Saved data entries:
★ ★ ★
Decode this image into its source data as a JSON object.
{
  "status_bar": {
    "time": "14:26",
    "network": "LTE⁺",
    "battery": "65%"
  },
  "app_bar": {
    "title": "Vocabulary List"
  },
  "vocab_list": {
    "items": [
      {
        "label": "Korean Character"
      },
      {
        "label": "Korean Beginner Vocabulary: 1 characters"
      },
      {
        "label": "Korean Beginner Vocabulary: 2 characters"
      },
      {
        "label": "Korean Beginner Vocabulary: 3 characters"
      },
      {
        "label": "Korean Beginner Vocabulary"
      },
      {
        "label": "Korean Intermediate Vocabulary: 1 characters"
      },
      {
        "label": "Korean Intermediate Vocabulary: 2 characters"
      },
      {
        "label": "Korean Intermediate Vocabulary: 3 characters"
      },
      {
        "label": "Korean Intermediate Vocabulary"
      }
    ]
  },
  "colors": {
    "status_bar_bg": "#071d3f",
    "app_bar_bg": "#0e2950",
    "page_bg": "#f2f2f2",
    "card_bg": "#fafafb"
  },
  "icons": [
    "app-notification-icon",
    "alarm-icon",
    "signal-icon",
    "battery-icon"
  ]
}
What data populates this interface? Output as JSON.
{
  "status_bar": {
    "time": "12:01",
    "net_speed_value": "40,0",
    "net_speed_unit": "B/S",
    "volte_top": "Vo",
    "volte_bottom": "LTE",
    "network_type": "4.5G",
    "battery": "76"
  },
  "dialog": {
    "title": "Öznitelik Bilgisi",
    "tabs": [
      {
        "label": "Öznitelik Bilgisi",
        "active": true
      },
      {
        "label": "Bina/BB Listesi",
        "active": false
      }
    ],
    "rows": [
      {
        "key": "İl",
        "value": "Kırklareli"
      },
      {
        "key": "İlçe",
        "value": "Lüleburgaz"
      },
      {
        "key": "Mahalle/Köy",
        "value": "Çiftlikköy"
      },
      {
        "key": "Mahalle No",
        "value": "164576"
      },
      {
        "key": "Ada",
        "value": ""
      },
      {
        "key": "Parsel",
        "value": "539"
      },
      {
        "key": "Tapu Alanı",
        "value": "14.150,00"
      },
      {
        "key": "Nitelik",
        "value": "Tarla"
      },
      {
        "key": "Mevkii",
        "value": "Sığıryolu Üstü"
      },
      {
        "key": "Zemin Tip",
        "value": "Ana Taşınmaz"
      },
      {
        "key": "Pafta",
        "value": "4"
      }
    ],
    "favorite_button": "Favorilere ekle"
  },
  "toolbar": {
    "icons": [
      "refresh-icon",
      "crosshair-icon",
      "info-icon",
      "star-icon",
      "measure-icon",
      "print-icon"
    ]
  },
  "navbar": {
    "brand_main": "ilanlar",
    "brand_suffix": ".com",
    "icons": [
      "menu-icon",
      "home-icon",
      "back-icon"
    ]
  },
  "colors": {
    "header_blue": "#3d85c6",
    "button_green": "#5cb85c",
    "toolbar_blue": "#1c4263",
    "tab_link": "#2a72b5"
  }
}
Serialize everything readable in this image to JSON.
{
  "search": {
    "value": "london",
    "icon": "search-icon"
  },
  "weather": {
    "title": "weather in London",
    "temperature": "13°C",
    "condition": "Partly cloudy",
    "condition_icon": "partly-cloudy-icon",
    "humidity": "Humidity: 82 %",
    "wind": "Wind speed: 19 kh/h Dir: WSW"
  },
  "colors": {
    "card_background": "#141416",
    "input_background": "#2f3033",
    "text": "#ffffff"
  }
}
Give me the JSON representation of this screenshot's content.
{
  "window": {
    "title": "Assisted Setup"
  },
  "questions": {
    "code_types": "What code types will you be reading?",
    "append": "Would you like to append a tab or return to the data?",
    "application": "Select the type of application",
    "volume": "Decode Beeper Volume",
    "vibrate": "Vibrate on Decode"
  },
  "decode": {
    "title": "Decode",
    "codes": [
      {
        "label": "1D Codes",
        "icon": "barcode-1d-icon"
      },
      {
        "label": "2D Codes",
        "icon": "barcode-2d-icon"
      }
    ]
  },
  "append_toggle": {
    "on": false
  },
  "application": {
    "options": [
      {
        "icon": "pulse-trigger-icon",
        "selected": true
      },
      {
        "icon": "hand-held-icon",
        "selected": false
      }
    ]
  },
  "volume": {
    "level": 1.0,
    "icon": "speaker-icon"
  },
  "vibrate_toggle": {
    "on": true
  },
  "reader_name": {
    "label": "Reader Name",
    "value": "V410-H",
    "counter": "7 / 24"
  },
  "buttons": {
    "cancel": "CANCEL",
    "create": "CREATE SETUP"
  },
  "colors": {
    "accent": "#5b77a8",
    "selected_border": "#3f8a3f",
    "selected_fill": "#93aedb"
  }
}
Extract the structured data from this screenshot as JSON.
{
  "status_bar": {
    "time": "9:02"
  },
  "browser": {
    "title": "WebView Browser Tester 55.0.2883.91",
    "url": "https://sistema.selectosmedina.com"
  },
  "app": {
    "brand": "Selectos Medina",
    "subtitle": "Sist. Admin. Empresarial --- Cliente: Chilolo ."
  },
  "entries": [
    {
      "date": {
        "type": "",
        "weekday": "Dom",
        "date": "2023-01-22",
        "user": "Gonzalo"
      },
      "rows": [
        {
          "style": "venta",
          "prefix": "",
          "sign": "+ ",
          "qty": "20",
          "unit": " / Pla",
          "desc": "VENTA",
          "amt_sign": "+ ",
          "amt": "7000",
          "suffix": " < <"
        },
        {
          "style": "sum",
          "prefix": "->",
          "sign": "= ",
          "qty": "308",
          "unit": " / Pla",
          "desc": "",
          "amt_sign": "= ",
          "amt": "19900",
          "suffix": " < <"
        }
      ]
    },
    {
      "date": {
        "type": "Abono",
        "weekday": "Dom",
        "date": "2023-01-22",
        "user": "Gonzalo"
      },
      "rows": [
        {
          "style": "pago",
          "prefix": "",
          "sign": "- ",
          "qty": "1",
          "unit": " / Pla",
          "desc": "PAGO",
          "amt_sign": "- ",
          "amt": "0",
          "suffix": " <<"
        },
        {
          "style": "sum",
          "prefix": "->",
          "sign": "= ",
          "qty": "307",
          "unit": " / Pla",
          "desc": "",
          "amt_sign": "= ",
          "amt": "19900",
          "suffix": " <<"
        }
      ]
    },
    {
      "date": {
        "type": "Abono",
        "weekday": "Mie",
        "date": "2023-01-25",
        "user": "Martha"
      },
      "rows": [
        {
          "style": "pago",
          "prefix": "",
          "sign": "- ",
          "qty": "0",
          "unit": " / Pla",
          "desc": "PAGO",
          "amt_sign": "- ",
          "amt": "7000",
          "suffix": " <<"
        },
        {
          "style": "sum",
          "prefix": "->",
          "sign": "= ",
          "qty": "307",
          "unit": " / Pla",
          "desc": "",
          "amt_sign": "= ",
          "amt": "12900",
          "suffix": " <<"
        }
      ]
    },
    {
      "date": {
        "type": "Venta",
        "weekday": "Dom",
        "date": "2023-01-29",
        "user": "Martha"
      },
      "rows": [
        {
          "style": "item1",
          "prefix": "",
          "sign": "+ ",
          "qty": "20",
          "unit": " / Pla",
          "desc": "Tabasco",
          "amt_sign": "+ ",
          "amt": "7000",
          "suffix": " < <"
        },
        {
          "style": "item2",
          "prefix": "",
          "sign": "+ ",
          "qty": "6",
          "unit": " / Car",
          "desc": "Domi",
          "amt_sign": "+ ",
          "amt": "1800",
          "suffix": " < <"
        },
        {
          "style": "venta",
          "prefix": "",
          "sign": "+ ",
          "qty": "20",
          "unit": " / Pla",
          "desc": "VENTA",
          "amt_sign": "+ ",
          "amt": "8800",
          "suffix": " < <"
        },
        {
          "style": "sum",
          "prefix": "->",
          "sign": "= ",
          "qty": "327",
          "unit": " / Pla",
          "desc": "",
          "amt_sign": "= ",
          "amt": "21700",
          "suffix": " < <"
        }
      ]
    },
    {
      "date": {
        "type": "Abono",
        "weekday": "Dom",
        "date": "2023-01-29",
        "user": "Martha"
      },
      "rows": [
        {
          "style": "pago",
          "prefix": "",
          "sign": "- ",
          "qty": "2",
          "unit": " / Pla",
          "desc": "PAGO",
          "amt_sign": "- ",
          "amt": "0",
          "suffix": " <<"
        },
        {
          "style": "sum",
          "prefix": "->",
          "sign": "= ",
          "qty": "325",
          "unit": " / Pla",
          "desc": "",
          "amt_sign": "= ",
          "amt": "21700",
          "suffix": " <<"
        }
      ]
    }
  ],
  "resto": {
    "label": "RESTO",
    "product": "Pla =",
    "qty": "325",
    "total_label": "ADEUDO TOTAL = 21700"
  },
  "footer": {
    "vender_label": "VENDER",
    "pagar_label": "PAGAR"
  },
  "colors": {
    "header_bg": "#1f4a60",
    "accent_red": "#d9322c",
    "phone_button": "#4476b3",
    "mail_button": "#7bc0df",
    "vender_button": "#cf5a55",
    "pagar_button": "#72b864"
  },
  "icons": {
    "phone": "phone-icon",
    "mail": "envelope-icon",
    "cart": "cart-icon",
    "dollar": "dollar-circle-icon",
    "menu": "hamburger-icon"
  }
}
★ ★ ★
* **REQUIRED WORK**
Extract, from the material above, each line holding the word "image".

* **SOLUTION**
Decode this image into its source data as a JSON object.
Serialize everything readable in this image to JSON.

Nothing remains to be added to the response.